--- begin Data supplied ---

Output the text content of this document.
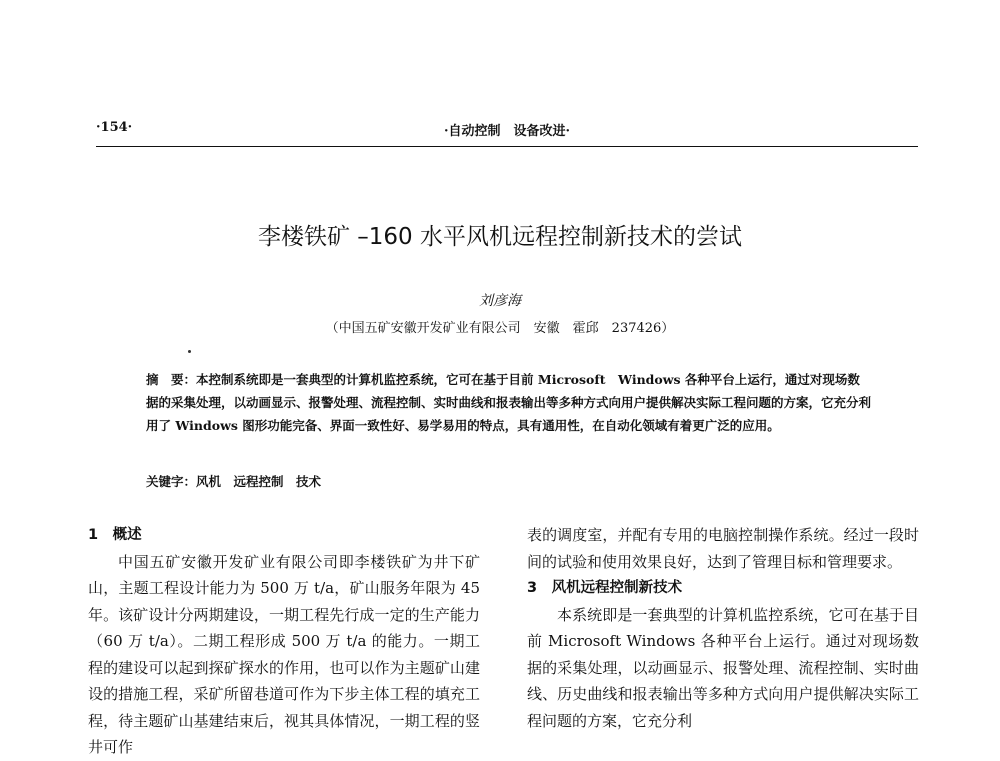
·154·	·自动控制　设备改进·
李楼铁矿 –160 水平风机远程控制新技术的尝试
刘彦海
（中国五矿安徽开发矿业有限公司　安徽　霍邱　237426）
摘　要：本控制系统即是一套典型的计算机监控系统，它可在基于目前 Microsoft　Windows 各种平台上运行，通过对现场数据的采集处理，以动画显示、报警处理、流程控制、实时曲线和报表输出等多种方式向用户提供解决实际工程问题的方案，它充分利用了 Windows 图形功能完备、界面一致性好、易学易用的特点，具有通用性，在自动化领域有着更广泛的应用。
关键字：风机　远程控制　技术
1　概述
中国五矿安徽开发矿业有限公司即李楼铁矿为井下矿山，主题工程设计能力为 500 万 t/a，矿山服务年限为 45 年。该矿设计分两期建设，一期工程先行成一定的生产能力（60 万 t/a）。二期工程形成 500 万 t/a 的能力。一期工程的建设可以起到探矿探水的作用，也可以作为主题矿山建设的措施工程，采矿所留巷道可作为下步主体工程的填充工程，待主题矿山基建结束后，视其具体情况，一期工程的竖井可作
表的调度室，并配有专用的电脑控制操作系统。经过一段时间的试验和使用效果良好，达到了管理目标和管理要求。
3　风机远程控制新技术
本系统即是一套典型的计算机监控系统，它可在基于目前 Microsoft Windows 各种平台上运行。通过对现场数据的采集处理，以动画显示、报警处理、流程控制、实时曲线、历史曲线和报表输出等多种方式向用户提供解决实际工程问题的方案，它充分利
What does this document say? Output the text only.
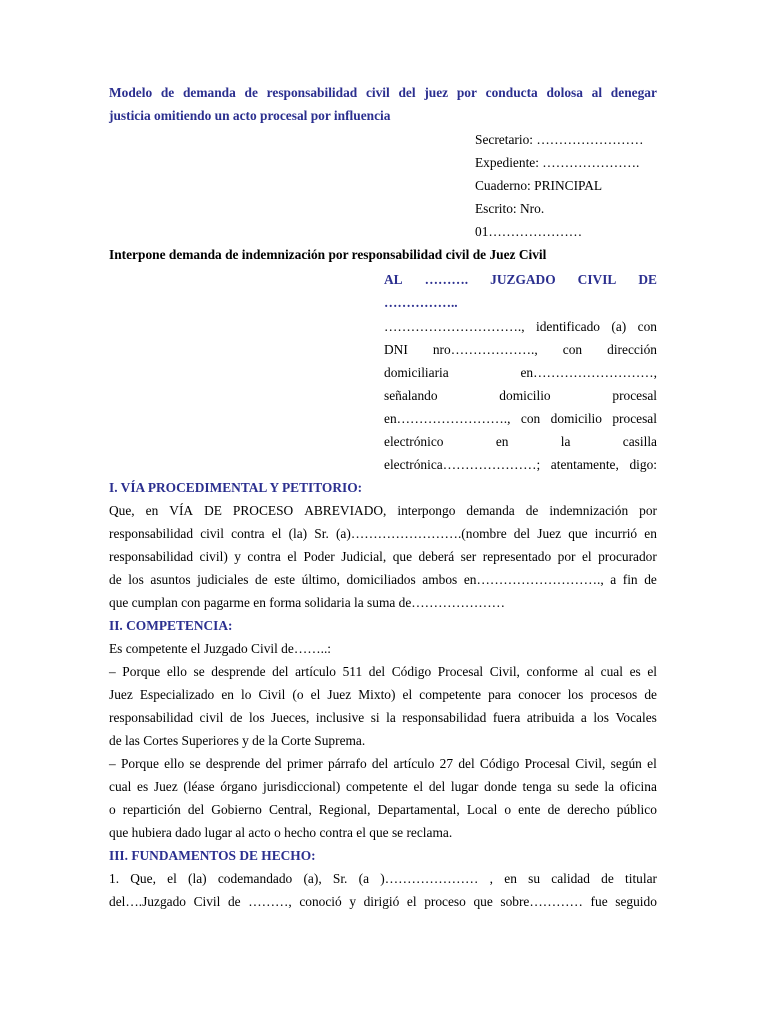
Modelo de demanda de responsabilidad civil del juez por conducta dolosa al denegar
justicia omitiendo un acto procesal por influencia
Secretario: ……………………
Expediente: ………………….
Cuaderno: PRINCIPAL
Escrito: Nro.
01…………………
Interpone demanda de indemnización por responsabilidad civil de Juez Civil
AL ………. JUZGADO CIVIL DE
……………..
…………………………., identificado (a) con
DNI nro………………., con dirección
domiciliaria	en………………………,
señalando	domicilio	procesal
en……………………., con domicilio procesal
electrónico	en	la	casilla
electrónica…………………; atentamente, digo:
I. VÍA PROCEDIMENTAL Y PETITORIO:
Que, en VÍA DE PROCESO ABREVIADO, interpongo demanda de indemnización por
responsabilidad civil contra el (la) Sr. (a)…………………….(nombre del Juez que incurrió en
responsabilidad civil) y contra el Poder Judicial, que deberá ser representado por el procurador
de los asuntos judiciales de este último, domiciliados ambos en………………………., a fin de
que cumplan con pagarme en forma solidaria la suma de…………………
II. COMPETENCIA:
Es competente el Juzgado Civil de……..:
– Porque ello se desprende del artículo 511 del Código Procesal Civil, conforme al cual es el
Juez Especializado en lo Civil (o el Juez Mixto) el competente para conocer los procesos de
responsabilidad civil de los Jueces, inclusive si la responsabilidad fuera atribuida a los Vocales
de las Cortes Superiores y de la Corte Suprema.
– Porque ello se desprende del primer párrafo del artículo 27 del Código Procesal Civil, según el
cual es Juez (léase órgano jurisdiccional) competente el del lugar donde tenga su sede la oficina
o repartición del Gobierno Central, Regional, Departamental, Local o ente de derecho público
que hubiera dado lugar al acto o hecho contra el que se reclama.
III. FUNDAMENTOS DE HECHO:
1. Que, el (la) codemandado (a), Sr. (a )………………… , en su calidad de titular
del….Juzgado Civil de ………, conoció y dirigió el proceso que sobre………… fue seguido
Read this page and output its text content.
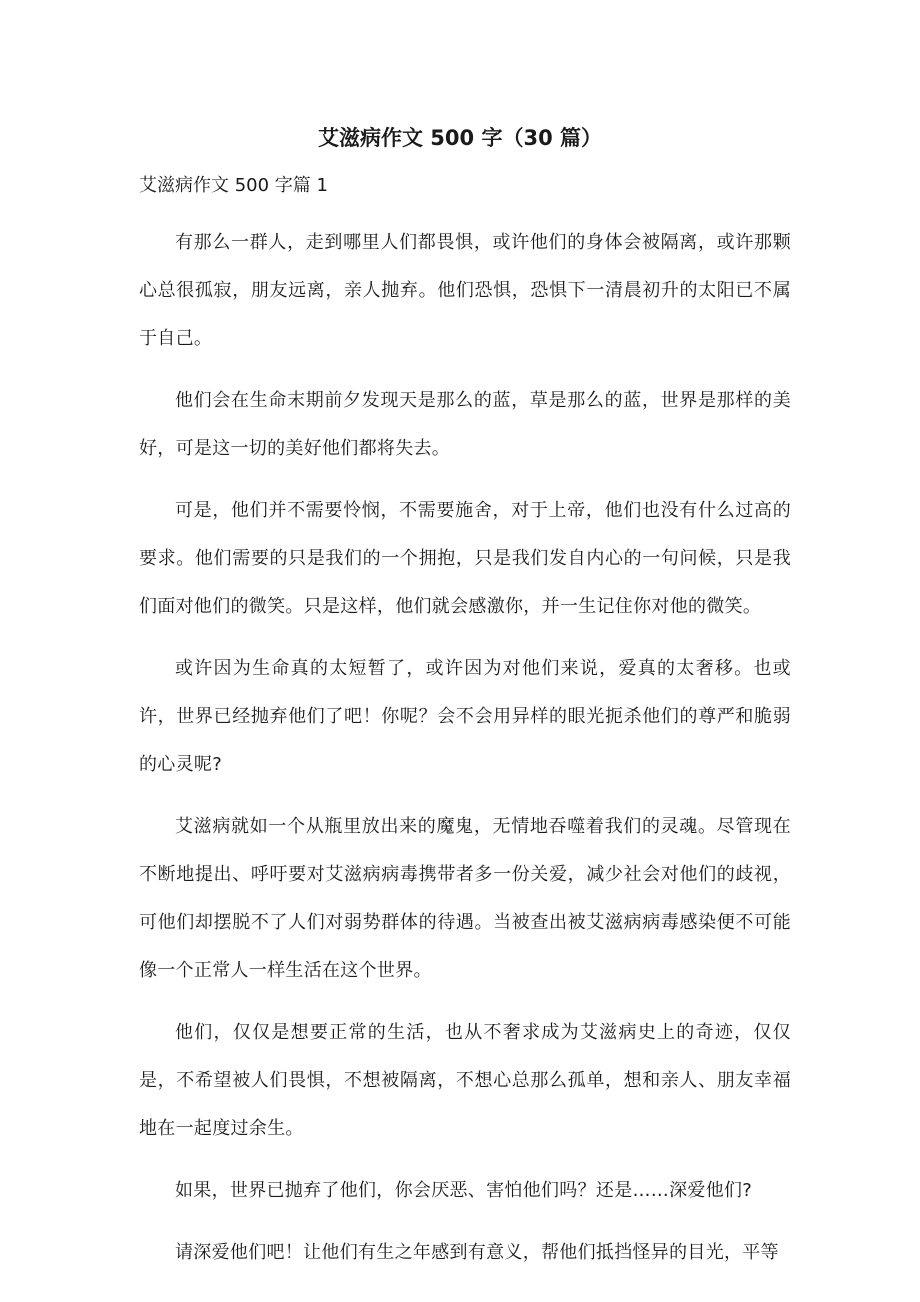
艾滋病作文 500 字（30 篇）

艾滋病作文 500 字篇 1

有那么一群人，走到哪里人们都畏惧，或许他们的身体会被隔离，或许那颗心总很孤寂，朋友远离，亲人抛弃。他们恐惧，恐惧下一清晨初升的太阳已不属于自己。

他们会在生命末期前夕发现天是那么的蓝，草是那么的蓝，世界是那样的美好，可是这一切的美好他们都将失去。

可是，他们并不需要怜悯，不需要施舍，对于上帝，他们也没有什么过高的要求。他们需要的只是我们的一个拥抱，只是我们发自内心的一句问候，只是我们面对他们的微笑。只是这样，他们就会感激你，并一生记住你对他的微笑。

或许因为生命真的太短暂了，或许因为对他们来说，爱真的太奢移。也或许，世界已经抛弃他们了吧！你呢？会不会用异样的眼光扼杀他们的尊严和脆弱的心灵呢?

艾滋病就如一个从瓶里放出来的魔鬼，无情地吞噬着我们的灵魂。尽管现在不断地提出、呼吁要对艾滋病病毒携带者多一份关爱，减少社会对他们的歧视，可他们却摆脱不了人们对弱势群体的待遇。当被查出被艾滋病病毒感染便不可能像一个正常人一样生活在这个世界。

他们，仅仅是想要正常的生活，也从不奢求成为艾滋病史上的奇迹，仅仅是，不希望被人们畏惧，不想被隔离，不想心总那么孤单，想和亲人、朋友幸福地在一起度过余生。

如果，世界已抛弃了他们，你会厌恶、害怕他们吗？还是……深爱他们?

请深爱他们吧！让他们有生之年感到有意义，帮他们抵挡怪异的目光，平等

--- end Data supplied ---

Aim of the task: Quote all the records verbatim, dropping any pictures from your copy.

Task output:
Output the text content of this document.
·154·	·自动控制　设备改进·
李楼铁矿 –160 水平风机远程控制新技术的尝试
刘彦海
（中国五矿安徽开发矿业有限公司　安徽　霍邱　237426）
摘　要：本控制系统即是一套典型的计算机监控系统，它可在基于目前 Microsoft　Windows 各种平台上运行，通过对现场数据的采集处理，以动画显示、报警处理、流程控制、实时曲线和报表输出等多种方式向用户提供解决实际工程问题的方案，它充分利用了 Windows 图形功能完备、界面一致性好、易学易用的特点，具有通用性，在自动化领域有着更广泛的应用。
关键字：风机　远程控制　技术
1　概述
中国五矿安徽开发矿业有限公司即李楼铁矿为井下矿山，主题工程设计能力为 500 万 t/a，矿山服务年限为 45 年。该矿设计分两期建设，一期工程先行成一定的生产能力（60 万 t/a）。二期工程形成 500 万 t/a 的能力。一期工程的建设可以起到探矿探水的作用，也可以作为主题矿山建设的措施工程，采矿所留巷道可作为下步主体工程的填充工程，待主题矿山基建结束后，视其具体情况，一期工程的竖井可作
表的调度室，并配有专用的电脑控制操作系统。经过一段时间的试验和使用效果良好，达到了管理目标和管理要求。
3　风机远程控制新技术
本系统即是一套典型的计算机监控系统，它可在基于目前 Microsoft Windows 各种平台上运行。通过对现场数据的采集处理，以动画显示、报警处理、流程控制、实时曲线、历史曲线和报表输出等多种方式向用户提供解决实际工程问题的方案，它充分利
What does this document say? Output the text only.
Modelo de demanda de responsabilidad civil del juez por conducta dolosa al denegar
justicia omitiendo un acto procesal por influencia
Secretario: ……………………
Expediente: ………………….
Cuaderno: PRINCIPAL
Escrito: Nro.
01…………………
Interpone demanda de indemnización por responsabilidad civil de Juez Civil
AL ………. JUZGADO CIVIL DE
……………..
…………………………., identificado (a) con
DNI nro………………., con dirección
domiciliaria	en………………………,
señalando	domicilio	procesal
en……………………., con domicilio procesal
electrónico	en	la	casilla
electrónica…………………; atentamente, digo:
I. VÍA PROCEDIMENTAL Y PETITORIO:
Que, en VÍA DE PROCESO ABREVIADO, interpongo demanda de indemnización por
responsabilidad civil contra el (la) Sr. (a)…………………….(nombre del Juez que incurrió en
responsabilidad civil) y contra el Poder Judicial, que deberá ser representado por el procurador
de los asuntos judiciales de este último, domiciliados ambos en………………………., a fin de
que cumplan con pagarme en forma solidaria la suma de…………………
II. COMPETENCIA:
Es competente el Juzgado Civil de……..:
– Porque ello se desprende del artículo 511 del Código Procesal Civil, conforme al cual es el
Juez Especializado en lo Civil (o el Juez Mixto) el competente para conocer los procesos de
responsabilidad civil de los Jueces, inclusive si la responsabilidad fuera atribuida a los Vocales
de las Cortes Superiores y de la Corte Suprema.
– Porque ello se desprende del primer párrafo del artículo 27 del Código Procesal Civil, según el
cual es Juez (léase órgano jurisdiccional) competente el del lugar donde tenga su sede la oficina
o repartición del Gobierno Central, Regional, Departamental, Local o ente de derecho público
que hubiera dado lugar al acto o hecho contra el que se reclama.
III. FUNDAMENTOS DE HECHO:
1. Que, el (la) codemandado (a), Sr. (a )………………… , en su calidad de titular
del….Juzgado Civil de ………, conoció y dirigió el proceso que sobre………… fue seguido
Read this page and output its text content.
艾滋病作文 500 字（30 篇）

艾滋病作文 500 字篇 1

有那么一群人，走到哪里人们都畏惧，或许他们的身体会被隔离，或许那颗心总很孤寂，朋友远离，亲人抛弃。他们恐惧，恐惧下一清晨初升的太阳已不属于自己。

他们会在生命末期前夕发现天是那么的蓝，草是那么的蓝，世界是那样的美好，可是这一切的美好他们都将失去。

可是，他们并不需要怜悯，不需要施舍，对于上帝，他们也没有什么过高的要求。他们需要的只是我们的一个拥抱，只是我们发自内心的一句问候，只是我们面对他们的微笑。只是这样，他们就会感激你，并一生记住你对他的微笑。

或许因为生命真的太短暂了，或许因为对他们来说，爱真的太奢移。也或许，世界已经抛弃他们了吧！你呢？会不会用异样的眼光扼杀他们的尊严和脆弱的心灵呢?

艾滋病就如一个从瓶里放出来的魔鬼，无情地吞噬着我们的灵魂。尽管现在不断地提出、呼吁要对艾滋病病毒携带者多一份关爱，减少社会对他们的歧视，可他们却摆脱不了人们对弱势群体的待遇。当被查出被艾滋病病毒感染便不可能像一个正常人一样生活在这个世界。

他们，仅仅是想要正常的生活，也从不奢求成为艾滋病史上的奇迹，仅仅是，不希望被人们畏惧，不想被隔离，不想心总那么孤单，想和亲人、朋友幸福地在一起度过余生。

如果，世界已抛弃了他们，你会厌恶、害怕他们吗？还是……深爱他们?

请深爱他们吧！让他们有生之年感到有意义，帮他们抵挡怪异的目光，平等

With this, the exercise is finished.